Brief — All entries are to be quoted exactly; the images stay out of the copy.

Dataset rows —
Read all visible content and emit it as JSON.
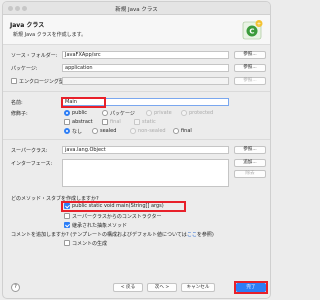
{
  "window": {
    "title": "新規 Java クラス"
  },
  "header": {
    "title": "Java クラス",
    "description": "新規 Java クラスを作成します。"
  },
  "form": {
    "source_folder": {
      "label": "ソース・フォルダー:",
      "value": "JavaFXApp/src",
      "button": "参照..."
    },
    "package": {
      "label": "パッケージ:",
      "value": "application",
      "button": "参照..."
    },
    "enclosing_type": {
      "label": "エンクロージング型:",
      "value": "",
      "button": "参照...",
      "checked": false
    },
    "name": {
      "label": "名前:",
      "value": "Main"
    },
    "modifiers": {
      "label": "修飾子:",
      "access": {
        "public": {
          "label": "public",
          "selected": true
        },
        "package": {
          "label": "パッケージ",
          "selected": false
        },
        "private": {
          "label": "private",
          "selected": false
        },
        "protected": {
          "label": "protected",
          "selected": false
        }
      },
      "flags": {
        "abstract": {
          "label": "abstract",
          "checked": false
        },
        "final": {
          "label": "final",
          "checked": false
        },
        "static": {
          "label": "static",
          "checked": false
        }
      },
      "sealed": {
        "none": {
          "label": "なし",
          "selected": true
        },
        "sealed": {
          "label": "sealed",
          "selected": false
        },
        "non_sealed": {
          "label": "non-sealed",
          "selected": false
        },
        "final": {
          "label": "final",
          "selected": false
        }
      }
    },
    "superclass": {
      "label": "スーパークラス:",
      "value": "java.lang.Object",
      "button": "参照..."
    },
    "interfaces": {
      "label": "インターフェース:",
      "add_button": "追加...",
      "remove_button": "除去"
    },
    "stubs": {
      "question": "どのメソッド・スタブを作成しますか?",
      "main": {
        "label": "public static void main(String[] args)",
        "checked": true
      },
      "constructors": {
        "label": "スーパークラスからのコンストラクター",
        "checked": false
      },
      "inherited": {
        "label": "継承された抽象メソッド",
        "checked": true
      }
    },
    "comments": {
      "question_prefix": "コメントを追加しますか? (テンプレートの構成およびデフォルト値については",
      "question_link": "ここ",
      "question_suffix": "を参照)",
      "generate": {
        "label": "コメントの生成",
        "checked": false
      }
    }
  },
  "footer": {
    "help": "?",
    "back": "< 戻る",
    "next": "次へ >",
    "cancel": "キャンセル",
    "finish": "完了"
  },
  "colors": {
    "accent": "#2d7ef6",
    "highlight": "#e8202a"
  }
}
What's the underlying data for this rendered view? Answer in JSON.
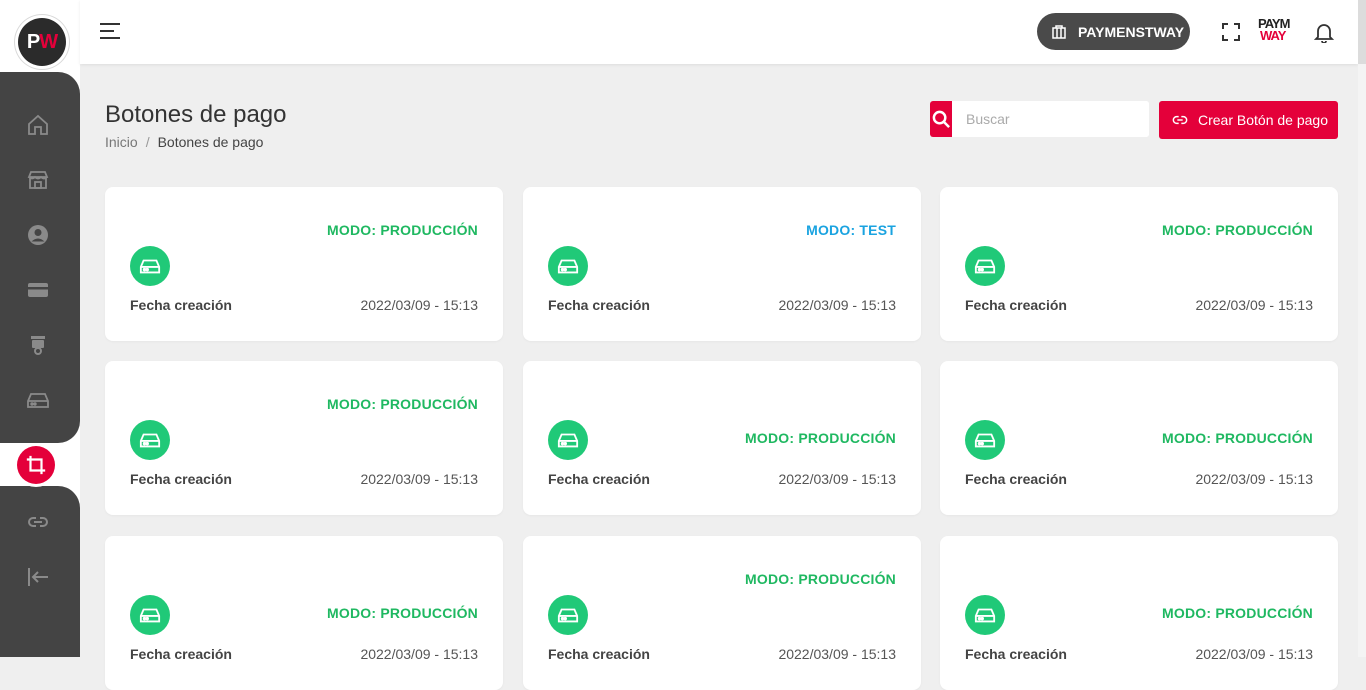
{
  "brand": {
    "logo_p": "P",
    "logo_w": "W",
    "mini_line1": "PAYM",
    "mini_line2": "WAY"
  },
  "topbar": {
    "account_label": "PAYMENSTWAY"
  },
  "page": {
    "title": "Botones de pago",
    "breadcrumb": {
      "home": "Inicio",
      "separator": "/",
      "current": "Botones de pago"
    }
  },
  "search": {
    "placeholder": "Buscar"
  },
  "create_button": {
    "label": "Crear Botón de pago"
  },
  "cards": [
    {
      "mode": "MODO: PRODUCCIÓN",
      "mode_type": "production",
      "date_label": "Fecha creación",
      "date": "2022/03/09 - 15:13"
    },
    {
      "mode": "MODO: TEST",
      "mode_type": "test",
      "date_label": "Fecha creación",
      "date": "2022/03/09 - 15:13"
    },
    {
      "mode": "MODO: PRODUCCIÓN",
      "mode_type": "production",
      "date_label": "Fecha creación",
      "date": "2022/03/09 - 15:13"
    },
    {
      "mode": "MODO: PRODUCCIÓN",
      "mode_type": "production",
      "date_label": "Fecha creación",
      "date": "2022/03/09 - 15:13"
    },
    {
      "mode": "MODO: PRODUCCIÓN",
      "mode_type": "production",
      "date_label": "Fecha creación",
      "date": "2022/03/09 - 15:13"
    },
    {
      "mode": "MODO: PRODUCCIÓN",
      "mode_type": "production",
      "date_label": "Fecha creación",
      "date": "2022/03/09 - 15:13"
    },
    {
      "mode": "MODO: PRODUCCIÓN",
      "mode_type": "production",
      "date_label": "Fecha creación",
      "date": "2022/03/09 - 15:13"
    },
    {
      "mode": "MODO: PRODUCCIÓN",
      "mode_type": "production",
      "date_label": "Fecha creación",
      "date": "2022/03/09 - 15:13"
    },
    {
      "mode": "MODO: PRODUCCIÓN",
      "mode_type": "production",
      "date_label": "Fecha creación",
      "date": "2022/03/09 - 15:13"
    }
  ],
  "sidebar_icons": [
    "home-icon",
    "store-icon",
    "user-icon",
    "card-icon",
    "cctv-icon",
    "drive-icon",
    "crop-icon",
    "link-icon",
    "collapse-icon"
  ],
  "colors": {
    "accent": "#e4003a",
    "production": "#1fb861",
    "test": "#1aa3e0",
    "sidebar": "#444444",
    "card_icon": "#20c978"
  }
}
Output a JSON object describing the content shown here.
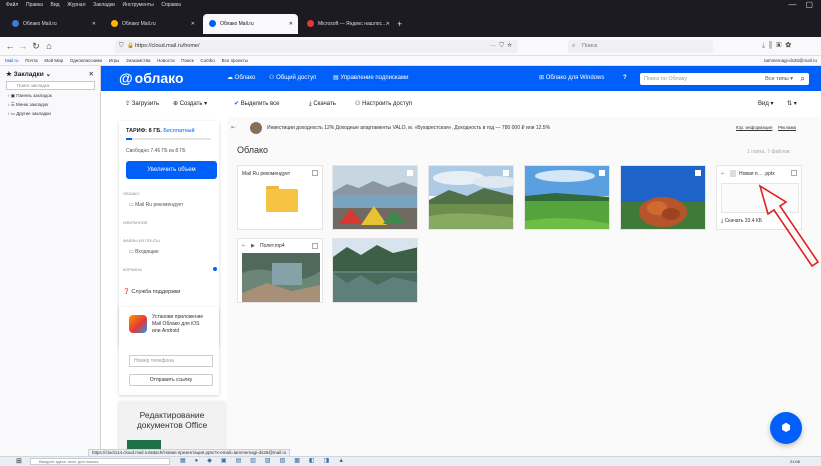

Output below —
Read all visible content and emit it as JSON.
{
  "window": {
    "title": "新規 Java クラス"
  },
  "header": {
    "title": "Java クラス",
    "description": "新規 Java クラスを作成します。"
  },
  "form": {
    "source_folder": {
      "label": "ソース・フォルダー:",
      "value": "JavaFXApp/src",
      "button": "参照..."
    },
    "package": {
      "label": "パッケージ:",
      "value": "application",
      "button": "参照..."
    },
    "enclosing_type": {
      "label": "エンクロージング型:",
      "value": "",
      "button": "参照...",
      "checked": false
    },
    "name": {
      "label": "名前:",
      "value": "Main"
    },
    "modifiers": {
      "label": "修飾子:",
      "access": {
        "public": {
          "label": "public",
          "selected": true
        },
        "package": {
          "label": "パッケージ",
          "selected": false
        },
        "private": {
          "label": "private",
          "selected": false
        },
        "protected": {
          "label": "protected",
          "selected": false
        }
      },
      "flags": {
        "abstract": {
          "label": "abstract",
          "checked": false
        },
        "final": {
          "label": "final",
          "checked": false
        },
        "static": {
          "label": "static",
          "checked": false
        }
      },
      "sealed": {
        "none": {
          "label": "なし",
          "selected": true
        },
        "sealed": {
          "label": "sealed",
          "selected": false
        },
        "non_sealed": {
          "label": "non-sealed",
          "selected": false
        },
        "final": {
          "label": "final",
          "selected": false
        }
      }
    },
    "superclass": {
      "label": "スーパークラス:",
      "value": "java.lang.Object",
      "button": "参照..."
    },
    "interfaces": {
      "label": "インターフェース:",
      "add_button": "追加...",
      "remove_button": "除去"
    },
    "stubs": {
      "question": "どのメソッド・スタブを作成しますか?",
      "main": {
        "label": "public static void main(String[] args)",
        "checked": true
      },
      "constructors": {
        "label": "スーパークラスからのコンストラクター",
        "checked": false
      },
      "inherited": {
        "label": "継承された抽象メソッド",
        "checked": true
      }
    },
    "comments": {
      "question_prefix": "コメントを追加しますか? (テンプレートの構成およびデフォルト値については",
      "question_link": "ここ",
      "question_suffix": "を参照)",
      "generate": {
        "label": "コメントの生成",
        "checked": false
      }
    }
  },
  "footer": {
    "help": "?",
    "back": "< 戻る",
    "next": "次へ >",
    "cancel": "キャンセル",
    "finish": "完了"
  },
  "colors": {
    "accent": "#2d7ef6",
    "highlight": "#e8202a"
  }
}
What's the underlying data for this rendered view? Answer in JSON.
{
  "brand": {
    "logo_p": "P",
    "logo_w": "W",
    "mini_line1": "PAYM",
    "mini_line2": "WAY"
  },
  "topbar": {
    "account_label": "PAYMENSTWAY"
  },
  "page": {
    "title": "Botones de pago",
    "breadcrumb": {
      "home": "Inicio",
      "separator": "/",
      "current": "Botones de pago"
    }
  },
  "search": {
    "placeholder": "Buscar"
  },
  "create_button": {
    "label": "Crear Botón de pago"
  },
  "cards": [
    {
      "mode": "MODO: PRODUCCIÓN",
      "mode_type": "production",
      "date_label": "Fecha creación",
      "date": "2022/03/09 - 15:13"
    },
    {
      "mode": "MODO: TEST",
      "mode_type": "test",
      "date_label": "Fecha creación",
      "date": "2022/03/09 - 15:13"
    },
    {
      "mode": "MODO: PRODUCCIÓN",
      "mode_type": "production",
      "date_label": "Fecha creación",
      "date": "2022/03/09 - 15:13"
    },
    {
      "mode": "MODO: PRODUCCIÓN",
      "mode_type": "production",
      "date_label": "Fecha creación",
      "date": "2022/03/09 - 15:13"
    },
    {
      "mode": "MODO: PRODUCCIÓN",
      "mode_type": "production",
      "date_label": "Fecha creación",
      "date": "2022/03/09 - 15:13"
    },
    {
      "mode": "MODO: PRODUCCIÓN",
      "mode_type": "production",
      "date_label": "Fecha creación",
      "date": "2022/03/09 - 15:13"
    },
    {
      "mode": "MODO: PRODUCCIÓN",
      "mode_type": "production",
      "date_label": "Fecha creación",
      "date": "2022/03/09 - 15:13"
    },
    {
      "mode": "MODO: PRODUCCIÓN",
      "mode_type": "production",
      "date_label": "Fecha creación",
      "date": "2022/03/09 - 15:13"
    },
    {
      "mode": "MODO: PRODUCCIÓN",
      "mode_type": "production",
      "date_label": "Fecha creación",
      "date": "2022/03/09 - 15:13"
    }
  ],
  "sidebar_icons": [
    "home-icon",
    "store-icon",
    "user-icon",
    "card-icon",
    "cctv-icon",
    "drive-icon",
    "crop-icon",
    "link-icon",
    "collapse-icon"
  ],
  "colors": {
    "accent": "#e4003a",
    "production": "#1fb861",
    "test": "#1aa3e0",
    "sidebar": "#444444",
    "card_icon": "#20c978"
  }
}
Output a JSON object describing the content shown here.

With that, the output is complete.